:: Énoncé de l'exercice ::
Poursuivez le texte sur la guerre en Syrie et la realpolitik à la suite de sa dernière phrase.

:: Bloc de texte ::
--------------------------------

Ce désastre se fait au nom de la raison d’Etat; des responsables de politique étrangère relativisent et dénoncent de manière méprisante les défenseurs des droits humains. « Une posture de repli » selon Hubert Vedrine qui qualifie ces défenseurs de partisans des « droits de l’hommisme »  (Le Temps, 24.05.2007), alors que ce sont ces derniers et les ONG qui souvent, au risque de leur vie, continuent à alerter l’opinion  sur le non respect des droits fondamentaux tant en Syrie que dans bien d’autres pays. Ces diplomates « réalistes » à l’instar d’Hubert Vedrine prônaient le dialogue politique sur la Syrie avec la Russie sans pour autant écarter Bachar El-Assad. Cette réal politique censée être plus efficace s’est avérée un échec mortifère et catastrophique. Le régime syrien a pris la décision avec les Russes de récupérer ces dernières zones de manière à être en position de dire qu’ils ont gagné la guerre et repris 100% du territoire syrien.

Les dirigeants du monde entier ont oublié les valeurs humaines et ont fait passer l’intérêt de leur Etat avant la vie du peuple syrien . Cette « real politique » est devenue un préjudice pour tous les peuples victimes des violations des droits humains. De nos jours, nous faisons face à un reflux général de l’esprit de résistance et à un recul des démocraties. « La plus grande tragédie humanitaire du XXIe siècle ne sera évitée que si les membres du Conseil de sécurité (…) dépassent leurs intérêts individuels » (Le Monde le 19 02 20) a fait valoir le secrétaire général  de l’ONU pour les affaires humanitaires. Il vient d’être entendu, (« Le Monde » du 27 02) vient de publier une tribune qui sauve l’honneur. 14 pays européens demandent  aux régimes syrien et russe de cesser immédiatement les hostilités. Un espoir ténu d’une mobilisation internationale.

Mobilisation qui peut s’appuyer sur des témoignages, des images du quotidien horrible de la guerre en Syrie. Donc personne ne peut ignorer la réalité du terrain. La Russie et la Syrie doivent arrêter ce carnage maintenant.

--------------------------------

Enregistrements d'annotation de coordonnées
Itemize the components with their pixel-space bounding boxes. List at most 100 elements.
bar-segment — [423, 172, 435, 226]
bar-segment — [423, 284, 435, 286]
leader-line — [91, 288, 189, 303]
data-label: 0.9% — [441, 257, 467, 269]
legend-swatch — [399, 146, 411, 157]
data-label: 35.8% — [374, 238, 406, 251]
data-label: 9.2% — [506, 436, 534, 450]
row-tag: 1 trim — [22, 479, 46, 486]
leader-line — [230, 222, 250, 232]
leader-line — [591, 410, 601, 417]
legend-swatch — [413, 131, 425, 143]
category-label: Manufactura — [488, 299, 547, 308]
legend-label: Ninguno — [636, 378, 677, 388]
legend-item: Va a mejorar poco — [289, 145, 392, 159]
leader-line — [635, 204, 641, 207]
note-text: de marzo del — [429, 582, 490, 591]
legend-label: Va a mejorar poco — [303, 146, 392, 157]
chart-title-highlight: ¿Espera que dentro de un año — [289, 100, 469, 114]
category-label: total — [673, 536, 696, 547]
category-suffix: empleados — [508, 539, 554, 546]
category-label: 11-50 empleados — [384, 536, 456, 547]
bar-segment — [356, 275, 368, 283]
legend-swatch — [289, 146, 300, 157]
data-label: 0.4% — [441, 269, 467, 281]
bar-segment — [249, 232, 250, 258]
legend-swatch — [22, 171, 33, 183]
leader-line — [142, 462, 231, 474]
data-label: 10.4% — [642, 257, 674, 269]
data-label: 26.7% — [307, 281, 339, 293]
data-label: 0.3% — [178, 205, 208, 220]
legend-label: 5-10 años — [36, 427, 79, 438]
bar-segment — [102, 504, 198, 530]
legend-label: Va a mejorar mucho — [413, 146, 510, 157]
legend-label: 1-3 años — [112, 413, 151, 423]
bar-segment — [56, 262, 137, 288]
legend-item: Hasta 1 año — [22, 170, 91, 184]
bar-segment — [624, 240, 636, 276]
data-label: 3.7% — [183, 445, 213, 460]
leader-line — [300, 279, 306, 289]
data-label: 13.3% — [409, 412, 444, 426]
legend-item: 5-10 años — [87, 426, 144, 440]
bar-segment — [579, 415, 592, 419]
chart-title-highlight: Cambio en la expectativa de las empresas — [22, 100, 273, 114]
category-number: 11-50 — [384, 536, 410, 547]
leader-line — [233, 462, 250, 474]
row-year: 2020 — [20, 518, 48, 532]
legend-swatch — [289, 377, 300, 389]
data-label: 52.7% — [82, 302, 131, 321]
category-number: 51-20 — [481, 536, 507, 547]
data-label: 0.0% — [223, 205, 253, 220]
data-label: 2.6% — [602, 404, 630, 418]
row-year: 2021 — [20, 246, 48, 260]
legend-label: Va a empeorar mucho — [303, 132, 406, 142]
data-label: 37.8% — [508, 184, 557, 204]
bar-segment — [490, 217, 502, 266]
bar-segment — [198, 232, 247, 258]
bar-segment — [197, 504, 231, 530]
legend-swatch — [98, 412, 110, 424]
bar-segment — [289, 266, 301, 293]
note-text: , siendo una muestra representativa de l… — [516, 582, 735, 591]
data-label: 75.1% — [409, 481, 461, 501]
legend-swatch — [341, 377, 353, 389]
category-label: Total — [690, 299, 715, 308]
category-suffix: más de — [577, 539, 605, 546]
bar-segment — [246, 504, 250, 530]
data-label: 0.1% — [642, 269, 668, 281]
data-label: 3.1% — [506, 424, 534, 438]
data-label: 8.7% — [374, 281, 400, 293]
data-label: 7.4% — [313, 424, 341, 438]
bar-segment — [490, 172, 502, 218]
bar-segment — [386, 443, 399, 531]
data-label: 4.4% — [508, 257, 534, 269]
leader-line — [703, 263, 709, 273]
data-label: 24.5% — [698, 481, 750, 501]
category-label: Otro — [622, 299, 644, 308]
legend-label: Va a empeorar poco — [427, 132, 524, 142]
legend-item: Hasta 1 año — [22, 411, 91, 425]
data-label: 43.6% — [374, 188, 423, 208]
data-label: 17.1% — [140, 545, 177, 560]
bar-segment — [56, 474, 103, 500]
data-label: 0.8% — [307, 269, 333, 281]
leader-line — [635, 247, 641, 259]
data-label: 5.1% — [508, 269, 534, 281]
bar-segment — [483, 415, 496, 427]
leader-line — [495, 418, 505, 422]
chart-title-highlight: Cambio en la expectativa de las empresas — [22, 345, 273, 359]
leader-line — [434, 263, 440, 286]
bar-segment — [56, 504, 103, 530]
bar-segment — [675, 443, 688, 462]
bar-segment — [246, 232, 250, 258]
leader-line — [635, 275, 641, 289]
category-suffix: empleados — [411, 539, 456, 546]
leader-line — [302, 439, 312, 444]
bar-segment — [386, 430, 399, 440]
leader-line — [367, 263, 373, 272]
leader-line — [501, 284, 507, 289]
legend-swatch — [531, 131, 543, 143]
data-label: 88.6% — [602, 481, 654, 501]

--------------------------------

:: Réponse à l'exercice ::
La communauté internationale ne remplit pas son devoir à l’égard des victimes des violations  perpétrées par la Russie non seulement en Syrie mais dans son propre pays. Les droits à la liberté d’expression, d’associations et de réunions pacifiques y ont fait l’objet de restrictions supplémentaires (Amnesty international). Quatre contestataires russes ont été condamnés à des peines allant jusqu’à trois ans et demi de prison pour avoir participé à des «troubles massifs» lors d’une manifestation anti-Poutine. La torture et les autres mauvais traitements n’ont pas cessé : les personnes LGBTI demeurent victimes de discriminations et de violences, en Tchétchénie, les hommes gays ont été la cible d’une campagne concertée d’enlèvements, de torture et d’homicides de la part des autorités locales.

Un étrange assemblage politico-médiatique de toutes opinions politiques confondues a allègrement et lâchement passé sous silence la réalité de la guerre d’extermination entreprise à Idleb et les violations des droits humains en Russie. AU FIFDH, j’avais invité Anna Politkoskaia et les Pussy Riot et dénonçais régulièrement la répression russe. Il faut continuer. Plus que jamais les festivals comme le FIFDH, les ONG, les partis et les citoyens doivent crier leur indignation: « Stop aux crimes et aux forfaits perpétrés par la Russie ».